▼

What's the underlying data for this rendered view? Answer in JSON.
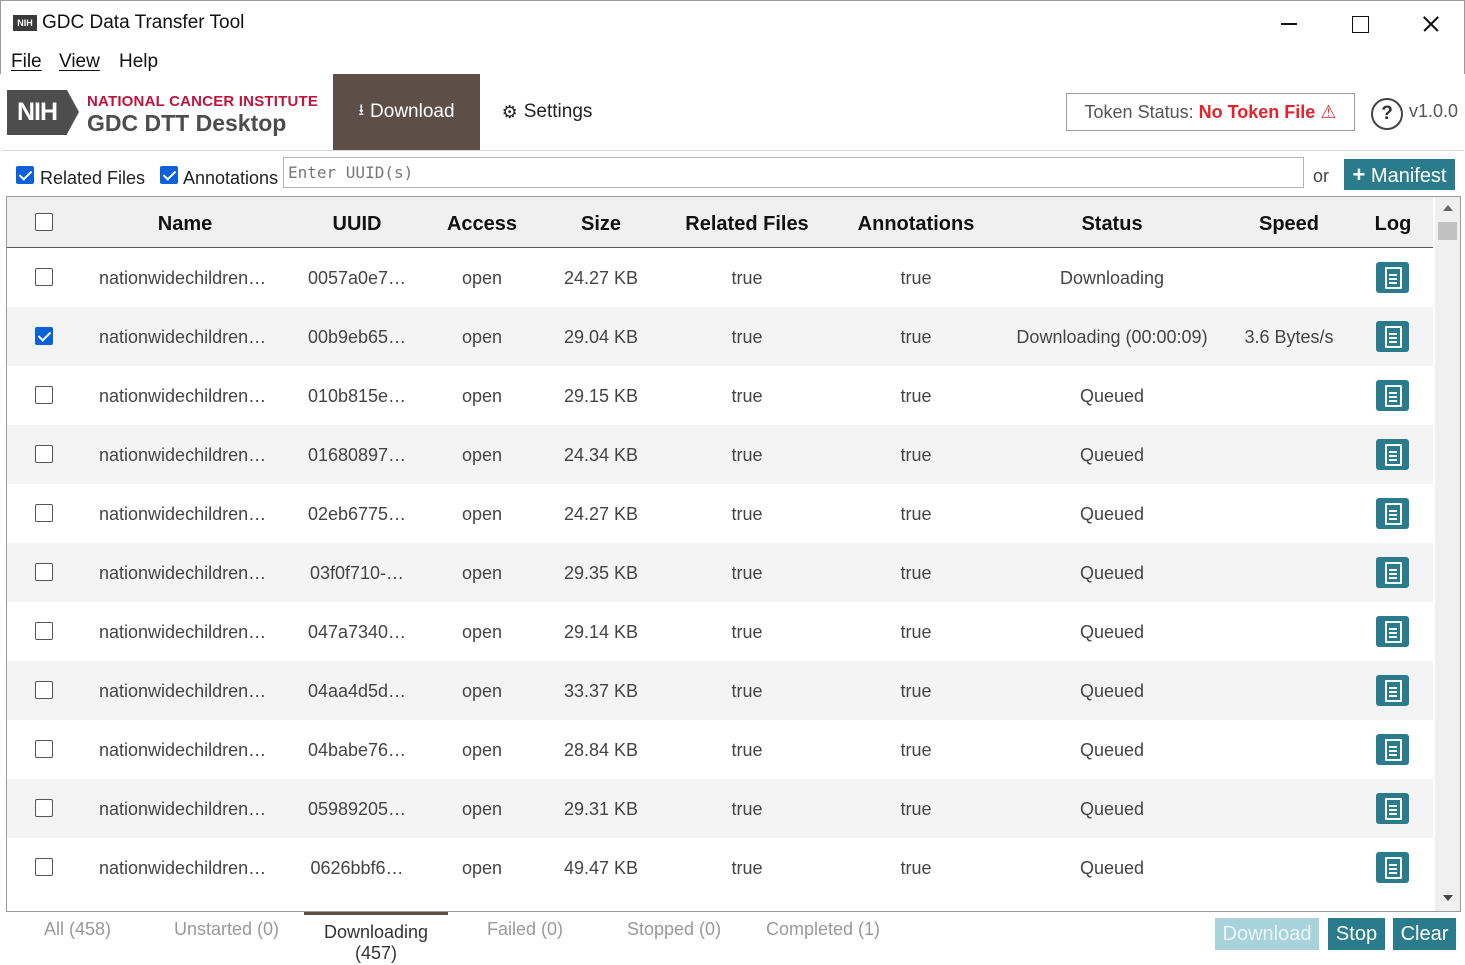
{
  "window": {
    "icon_text": "NIH",
    "title": "GDC Data Transfer Tool"
  },
  "menu": {
    "file": "File",
    "view": "View",
    "help": "Help"
  },
  "header": {
    "logo_nih": "NIH",
    "logo_line1": "NATIONAL CANCER INSTITUTE",
    "logo_line2": "GDC DTT Desktop",
    "tab_download": "Download",
    "tab_settings": "Settings",
    "token_label": "Token Status:",
    "token_value": "No Token File",
    "help_icon": "?",
    "version": "v1.0.0"
  },
  "input_row": {
    "related_files_label": "Related Files",
    "related_files_checked": true,
    "annotations_label": "Annotations",
    "annotations_checked": true,
    "uuid_placeholder": "Enter UUID(s)",
    "or_text": "or",
    "manifest_label": "Manifest"
  },
  "table": {
    "columns": [
      "Name",
      "UUID",
      "Access",
      "Size",
      "Related Files",
      "Annotations",
      "Status",
      "Speed",
      "Log"
    ],
    "rows": [
      {
        "checked": false,
        "name": "nationwidechildren…",
        "uuid": "0057a0e7…",
        "access": "open",
        "size": "24.27 KB",
        "related": "true",
        "annotations": "true",
        "status": "Downloading",
        "speed": ""
      },
      {
        "checked": true,
        "name": "nationwidechildren…",
        "uuid": "00b9eb65…",
        "access": "open",
        "size": "29.04 KB",
        "related": "true",
        "annotations": "true",
        "status": "Downloading (00:00:09)",
        "speed": "3.6 Bytes/s"
      },
      {
        "checked": false,
        "name": "nationwidechildren…",
        "uuid": "010b815e…",
        "access": "open",
        "size": "29.15 KB",
        "related": "true",
        "annotations": "true",
        "status": "Queued",
        "speed": ""
      },
      {
        "checked": false,
        "name": "nationwidechildren…",
        "uuid": "01680897…",
        "access": "open",
        "size": "24.34 KB",
        "related": "true",
        "annotations": "true",
        "status": "Queued",
        "speed": ""
      },
      {
        "checked": false,
        "name": "nationwidechildren…",
        "uuid": "02eb6775…",
        "access": "open",
        "size": "24.27 KB",
        "related": "true",
        "annotations": "true",
        "status": "Queued",
        "speed": ""
      },
      {
        "checked": false,
        "name": "nationwidechildren…",
        "uuid": "03f0f710-…",
        "access": "open",
        "size": "29.35 KB",
        "related": "true",
        "annotations": "true",
        "status": "Queued",
        "speed": ""
      },
      {
        "checked": false,
        "name": "nationwidechildren…",
        "uuid": "047a7340…",
        "access": "open",
        "size": "29.14 KB",
        "related": "true",
        "annotations": "true",
        "status": "Queued",
        "speed": ""
      },
      {
        "checked": false,
        "name": "nationwidechildren…",
        "uuid": "04aa4d5d…",
        "access": "open",
        "size": "33.37 KB",
        "related": "true",
        "annotations": "true",
        "status": "Queued",
        "speed": ""
      },
      {
        "checked": false,
        "name": "nationwidechildren…",
        "uuid": "04babe76…",
        "access": "open",
        "size": "28.84 KB",
        "related": "true",
        "annotations": "true",
        "status": "Queued",
        "speed": ""
      },
      {
        "checked": false,
        "name": "nationwidechildren…",
        "uuid": "05989205…",
        "access": "open",
        "size": "29.31 KB",
        "related": "true",
        "annotations": "true",
        "status": "Queued",
        "speed": ""
      },
      {
        "checked": false,
        "name": "nationwidechildren…",
        "uuid": "0626bbf6…",
        "access": "open",
        "size": "49.47 KB",
        "related": "true",
        "annotations": "true",
        "status": "Queued",
        "speed": ""
      }
    ]
  },
  "bottom_tabs": {
    "all": "All (458)",
    "unstarted": "Unstarted (0)",
    "downloading_line1": "Downloading",
    "downloading_line2": "(457)",
    "failed": "Failed (0)",
    "stopped": "Stopped (0)",
    "completed": "Completed (1)"
  },
  "actions": {
    "download": "Download",
    "stop": "Stop",
    "clear": "Clear"
  },
  "colors": {
    "accent": "#2a7c8c",
    "active_tab": "#5d4e48",
    "token_error": "#e5222b",
    "nci_red": "#c0143c"
  }
}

▲

Reproduce all of the material above word for word. Omit the pictures.

## EXERCISE RESULT:
What's the underlying data for this rendered view? Answer in JSON.
{
  "window": {
    "icon_text": "NIH",
    "title": "GDC Data Transfer Tool"
  },
  "menu": {
    "file": "File",
    "view": "View",
    "help": "Help"
  },
  "header": {
    "logo_nih": "NIH",
    "logo_line1": "NATIONAL CANCER INSTITUTE",
    "logo_line2": "GDC DTT Desktop",
    "tab_download": "Download",
    "tab_settings": "Settings",
    "token_label": "Token Status:",
    "token_value": "No Token File",
    "help_icon": "?",
    "version": "v1.0.0"
  },
  "input_row": {
    "related_files_label": "Related Files",
    "related_files_checked": true,
    "annotations_label": "Annotations",
    "annotations_checked": true,
    "uuid_placeholder": "Enter UUID(s)",
    "or_text": "or",
    "manifest_label": "Manifest"
  },
  "table": {
    "columns": [
      "Name",
      "UUID",
      "Access",
      "Size",
      "Related Files",
      "Annotations",
      "Status",
      "Speed",
      "Log"
    ],
    "rows": [
      {
        "checked": false,
        "name": "nationwidechildren…",
        "uuid": "0057a0e7…",
        "access": "open",
        "size": "24.27 KB",
        "related": "true",
        "annotations": "true",
        "status": "Downloading",
        "speed": ""
      },
      {
        "checked": true,
        "name": "nationwidechildren…",
        "uuid": "00b9eb65…",
        "access": "open",
        "size": "29.04 KB",
        "related": "true",
        "annotations": "true",
        "status": "Downloading (00:00:09)",
        "speed": "3.6 Bytes/s"
      },
      {
        "checked": false,
        "name": "nationwidechildren…",
        "uuid": "010b815e…",
        "access": "open",
        "size": "29.15 KB",
        "related": "true",
        "annotations": "true",
        "status": "Queued",
        "speed": ""
      },
      {
        "checked": false,
        "name": "nationwidechildren…",
        "uuid": "01680897…",
        "access": "open",
        "size": "24.34 KB",
        "related": "true",
        "annotations": "true",
        "status": "Queued",
        "speed": ""
      },
      {
        "checked": false,
        "name": "nationwidechildren…",
        "uuid": "02eb6775…",
        "access": "open",
        "size": "24.27 KB",
        "related": "true",
        "annotations": "true",
        "status": "Queued",
        "speed": ""
      },
      {
        "checked": false,
        "name": "nationwidechildren…",
        "uuid": "03f0f710-…",
        "access": "open",
        "size": "29.35 KB",
        "related": "true",
        "annotations": "true",
        "status": "Queued",
        "speed": ""
      },
      {
        "checked": false,
        "name": "nationwidechildren…",
        "uuid": "047a7340…",
        "access": "open",
        "size": "29.14 KB",
        "related": "true",
        "annotations": "true",
        "status": "Queued",
        "speed": ""
      },
      {
        "checked": false,
        "name": "nationwidechildren…",
        "uuid": "04aa4d5d…",
        "access": "open",
        "size": "33.37 KB",
        "related": "true",
        "annotations": "true",
        "status": "Queued",
        "speed": ""
      },
      {
        "checked": false,
        "name": "nationwidechildren…",
        "uuid": "04babe76…",
        "access": "open",
        "size": "28.84 KB",
        "related": "true",
        "annotations": "true",
        "status": "Queued",
        "speed": ""
      },
      {
        "checked": false,
        "name": "nationwidechildren…",
        "uuid": "05989205…",
        "access": "open",
        "size": "29.31 KB",
        "related": "true",
        "annotations": "true",
        "status": "Queued",
        "speed": ""
      },
      {
        "checked": false,
        "name": "nationwidechildren…",
        "uuid": "0626bbf6…",
        "access": "open",
        "size": "49.47 KB",
        "related": "true",
        "annotations": "true",
        "status": "Queued",
        "speed": ""
      }
    ]
  },
  "bottom_tabs": {
    "all": "All (458)",
    "unstarted": "Unstarted (0)",
    "downloading_line1": "Downloading",
    "downloading_line2": "(457)",
    "failed": "Failed (0)",
    "stopped": "Stopped (0)",
    "completed": "Completed (1)"
  },
  "actions": {
    "download": "Download",
    "stop": "Stop",
    "clear": "Clear"
  },
  "colors": {
    "accent": "#2a7c8c",
    "active_tab": "#5d4e48",
    "token_error": "#e5222b",
    "nci_red": "#c0143c"
  }
}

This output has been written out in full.